Text to read:
^^^^^^^^

It was as late as 1995 that bccl obtained a map of the mines and fires using satellite imagery. It was discovered that rampant illegal mining had exposed the pits to oxygen, a catalyst for fire. "All this has happened as the officials are hand-in-glove with the coal mafia," says Mishra.

unknown origin: bccl is not very sure of the cause of the fire. According to it, 62 per cent of the fires are ignited by spontaneous combustion and 38 per cent due to accidental and other miscellaneous reasons. But a recent research by scientists of the Central Fuel Research Institute, Banaras Hindu University and bccl itself has disproved this theory. They have found that no single reason can be attributed to the fire. The team observes: "(The) Jharia coal is not very prone to auto-oxidation (which leads to spontaneous combustion)...."

With the fire-extinguishing alternative failing to take off -- albeit due to dubious factors -- and the blaze threatening to sear Jharia, resettling the town's residents emerged as an option.

Shift in strategy
Sources in bccl disclose that the relocation move was initiated way back in 1996 when a World Bank-funded expert group reported that Jharia had to be saved from the fire. Two us-based consultants (Gai-Metchem and Northwest Mine Services Limited) jointly executed the 'Jharia Mine Fire Control Technical Assistance Project' during 1994-1996. They recommended that "Jharia and Kirkend towns and other built-up areas ... require immediate isolation from fires".

^^^^^^^^

Instruction: Reproduce the portion of the Jharia fire text starting with "With the fire-extinguishing" and going on through "as an option.".

Stored data:
^^^^^^^^

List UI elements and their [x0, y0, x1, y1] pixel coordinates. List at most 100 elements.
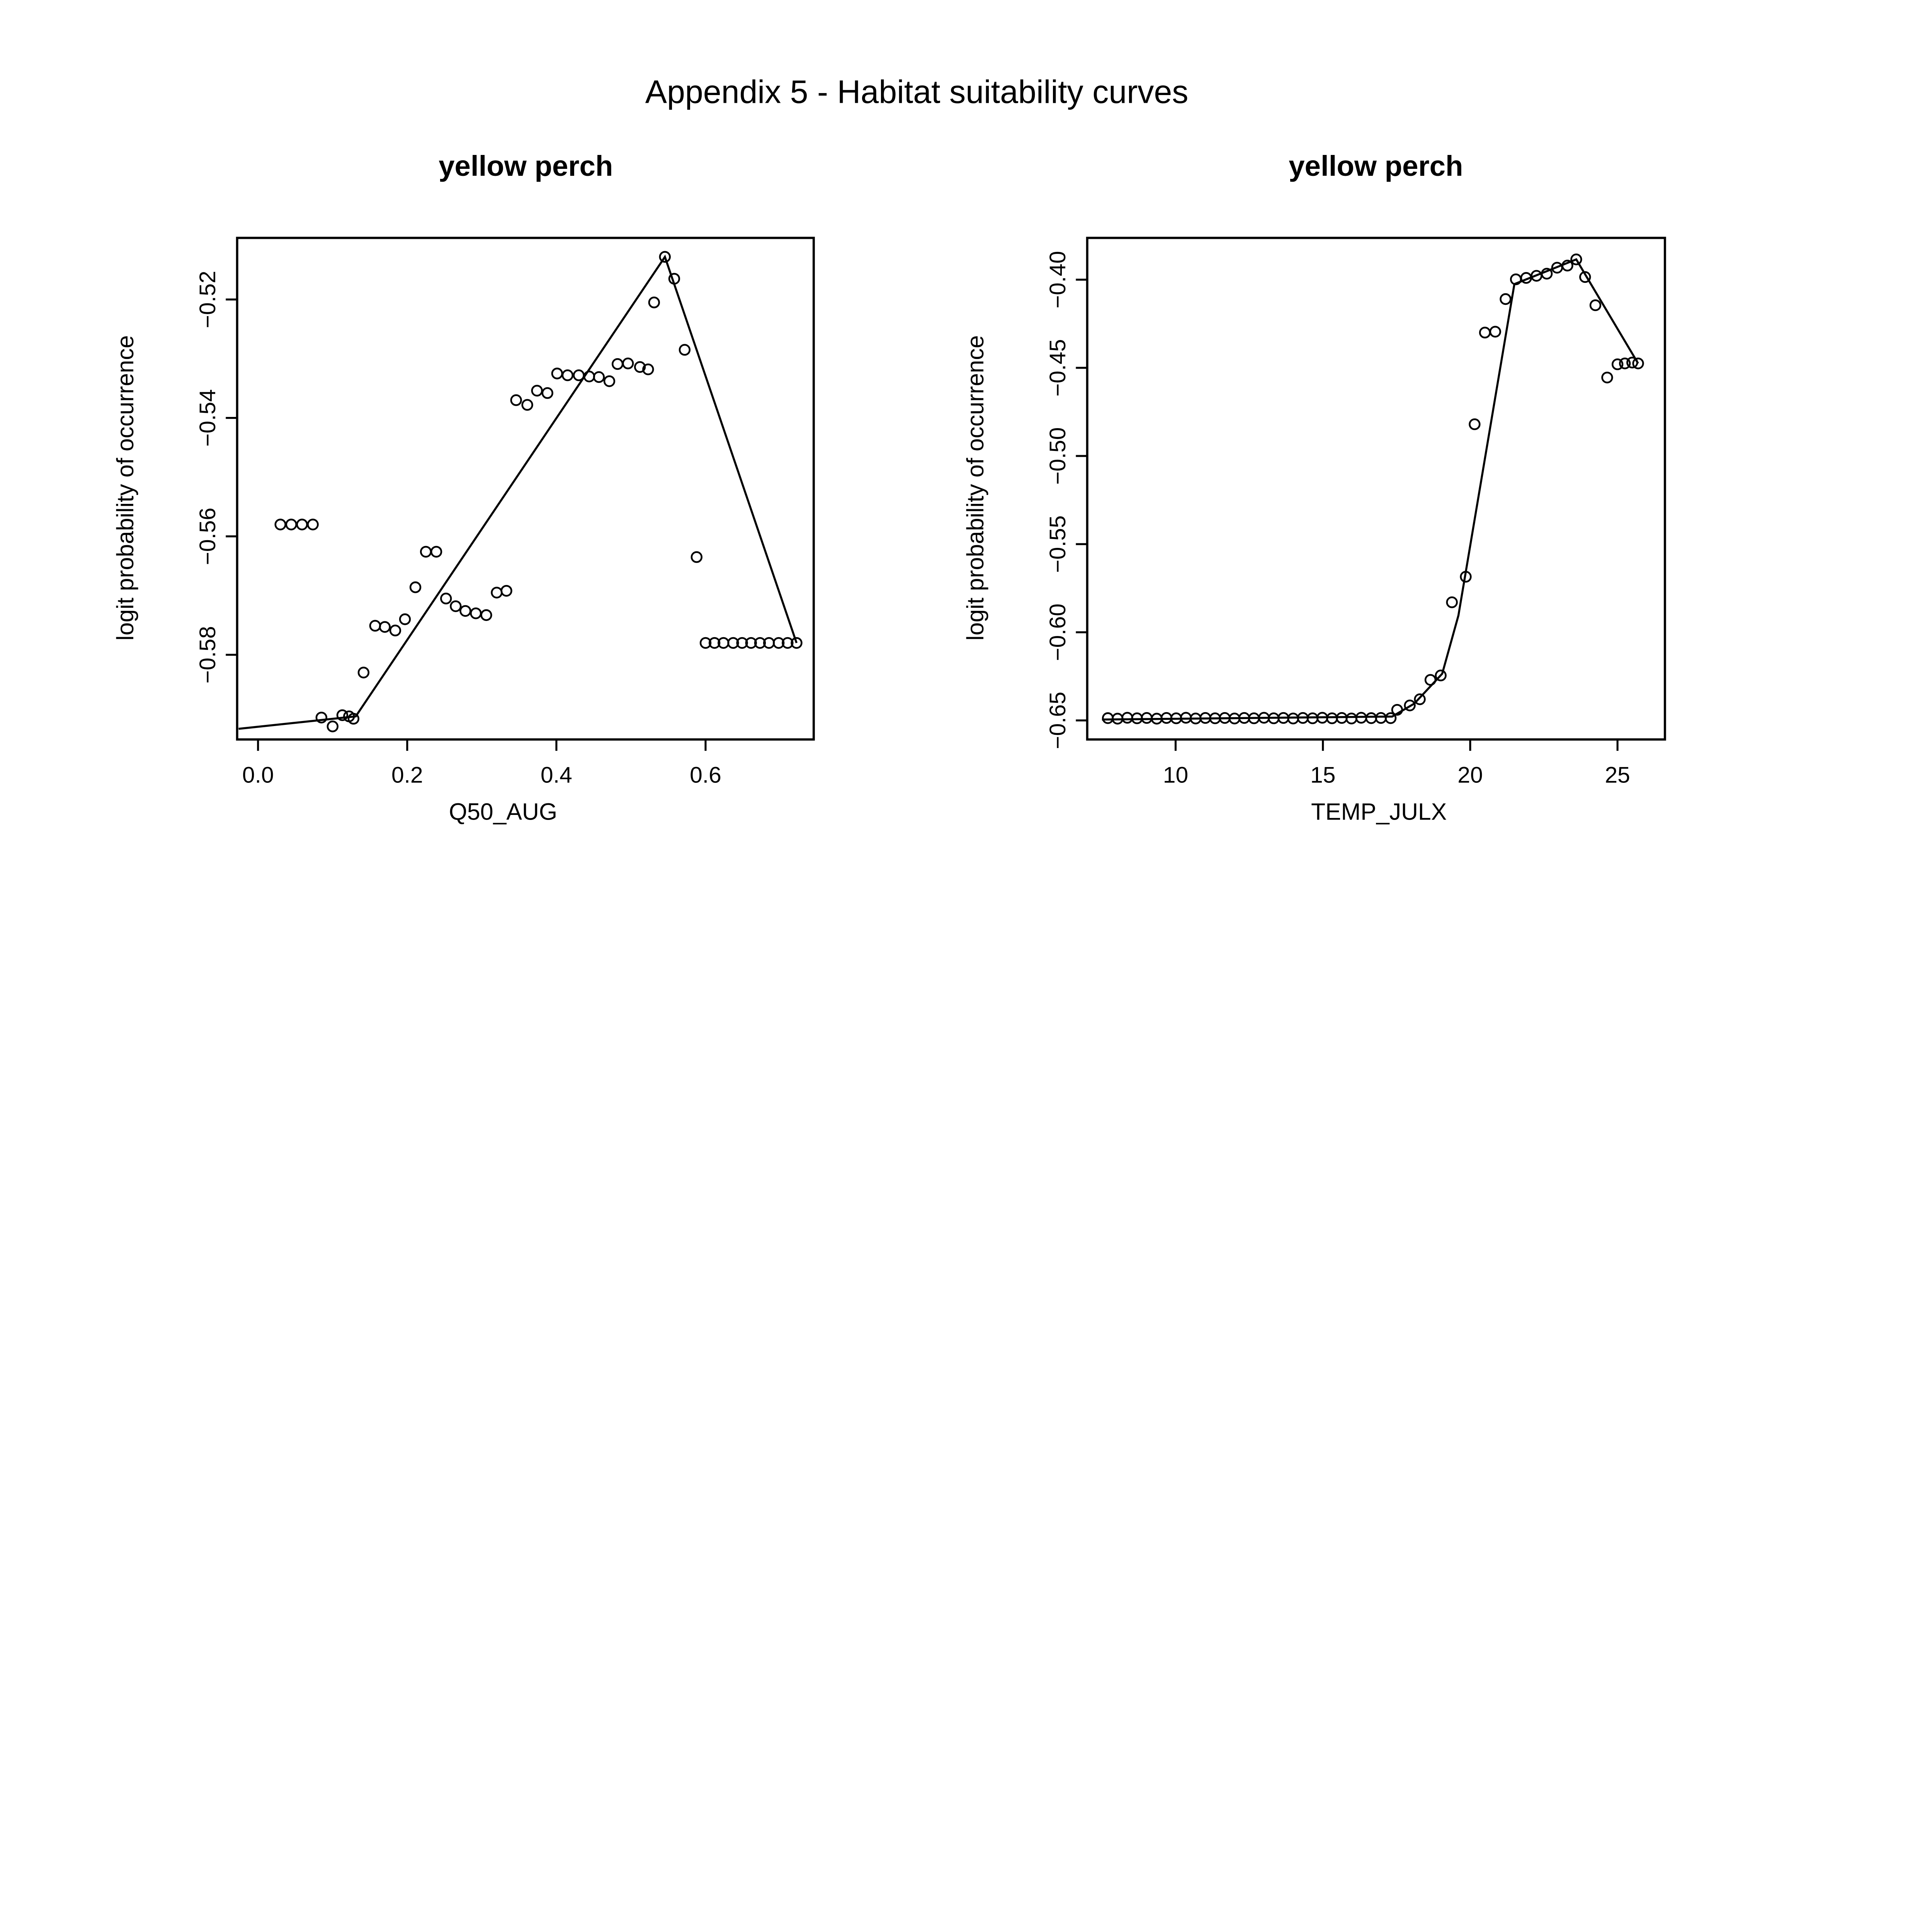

^^^^^^^^

Reply:
With the fire-extinguishing alternative failing to take off -- albeit due to dubious factors -- and the blaze threatening to sear Jharia, resettling the town's residents emerged as an option.